Stored data:
------------------------------------------------

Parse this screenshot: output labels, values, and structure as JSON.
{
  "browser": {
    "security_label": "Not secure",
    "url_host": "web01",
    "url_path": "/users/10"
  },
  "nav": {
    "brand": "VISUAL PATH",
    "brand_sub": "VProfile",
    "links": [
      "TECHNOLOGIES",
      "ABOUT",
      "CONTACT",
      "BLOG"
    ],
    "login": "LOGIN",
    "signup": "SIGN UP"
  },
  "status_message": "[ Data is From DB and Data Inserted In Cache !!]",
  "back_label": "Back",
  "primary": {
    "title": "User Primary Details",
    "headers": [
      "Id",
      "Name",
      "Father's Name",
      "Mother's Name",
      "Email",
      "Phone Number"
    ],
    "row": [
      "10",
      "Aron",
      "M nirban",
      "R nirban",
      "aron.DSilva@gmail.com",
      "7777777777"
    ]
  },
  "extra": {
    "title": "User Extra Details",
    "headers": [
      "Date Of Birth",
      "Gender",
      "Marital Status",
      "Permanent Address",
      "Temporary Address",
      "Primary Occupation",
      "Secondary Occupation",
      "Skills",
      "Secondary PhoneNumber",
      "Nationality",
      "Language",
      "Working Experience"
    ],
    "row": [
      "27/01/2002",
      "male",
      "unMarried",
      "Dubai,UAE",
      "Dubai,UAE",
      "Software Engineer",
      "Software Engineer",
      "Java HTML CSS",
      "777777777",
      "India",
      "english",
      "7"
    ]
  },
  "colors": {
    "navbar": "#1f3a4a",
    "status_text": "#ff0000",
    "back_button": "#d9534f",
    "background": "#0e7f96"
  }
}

------------------------------------------------

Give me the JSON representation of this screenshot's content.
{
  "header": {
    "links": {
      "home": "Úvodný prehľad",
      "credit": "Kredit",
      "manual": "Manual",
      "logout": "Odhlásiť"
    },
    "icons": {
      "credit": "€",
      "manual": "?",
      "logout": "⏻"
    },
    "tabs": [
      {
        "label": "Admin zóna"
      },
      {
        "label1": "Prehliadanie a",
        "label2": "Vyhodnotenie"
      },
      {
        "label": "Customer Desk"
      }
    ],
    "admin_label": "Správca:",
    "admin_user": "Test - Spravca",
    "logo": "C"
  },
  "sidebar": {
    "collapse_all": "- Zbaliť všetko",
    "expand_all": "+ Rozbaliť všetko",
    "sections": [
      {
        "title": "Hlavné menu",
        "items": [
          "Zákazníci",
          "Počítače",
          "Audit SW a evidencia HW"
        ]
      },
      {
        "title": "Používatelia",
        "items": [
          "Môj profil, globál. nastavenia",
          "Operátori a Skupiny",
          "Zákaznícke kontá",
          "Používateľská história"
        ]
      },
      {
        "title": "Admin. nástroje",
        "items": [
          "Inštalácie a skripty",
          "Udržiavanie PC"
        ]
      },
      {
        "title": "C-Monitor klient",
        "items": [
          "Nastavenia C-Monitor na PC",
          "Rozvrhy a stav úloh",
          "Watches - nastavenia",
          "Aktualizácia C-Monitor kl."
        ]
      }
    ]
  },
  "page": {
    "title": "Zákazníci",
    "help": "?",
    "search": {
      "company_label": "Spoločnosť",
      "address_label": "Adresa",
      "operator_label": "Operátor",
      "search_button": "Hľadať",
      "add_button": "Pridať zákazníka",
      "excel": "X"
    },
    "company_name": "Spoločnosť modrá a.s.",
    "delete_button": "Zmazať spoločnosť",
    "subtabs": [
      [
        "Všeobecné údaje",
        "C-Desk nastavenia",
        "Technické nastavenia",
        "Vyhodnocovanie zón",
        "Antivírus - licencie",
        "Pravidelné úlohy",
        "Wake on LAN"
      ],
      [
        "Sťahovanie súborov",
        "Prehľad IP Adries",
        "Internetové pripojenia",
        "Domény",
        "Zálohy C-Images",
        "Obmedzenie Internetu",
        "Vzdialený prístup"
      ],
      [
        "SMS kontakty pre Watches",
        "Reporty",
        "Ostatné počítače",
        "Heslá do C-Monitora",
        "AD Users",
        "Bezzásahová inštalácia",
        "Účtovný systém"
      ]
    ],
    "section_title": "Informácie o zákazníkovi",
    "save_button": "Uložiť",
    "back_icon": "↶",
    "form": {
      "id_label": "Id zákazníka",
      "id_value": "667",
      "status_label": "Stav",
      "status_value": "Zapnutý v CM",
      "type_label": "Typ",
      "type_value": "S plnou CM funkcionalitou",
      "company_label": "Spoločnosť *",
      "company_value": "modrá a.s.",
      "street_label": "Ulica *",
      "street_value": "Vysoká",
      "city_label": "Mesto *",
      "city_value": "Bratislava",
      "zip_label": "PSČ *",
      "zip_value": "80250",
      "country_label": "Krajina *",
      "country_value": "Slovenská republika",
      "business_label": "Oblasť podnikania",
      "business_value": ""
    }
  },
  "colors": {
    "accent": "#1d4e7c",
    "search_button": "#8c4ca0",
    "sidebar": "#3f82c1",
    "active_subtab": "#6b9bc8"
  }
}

------------------------------------------------

CHALLENGE: Gather each line of the listing containing the word "Secondary" and show it.

WORKED ANSWER:
      "Secondary Occupation",
      "Secondary PhoneNumber",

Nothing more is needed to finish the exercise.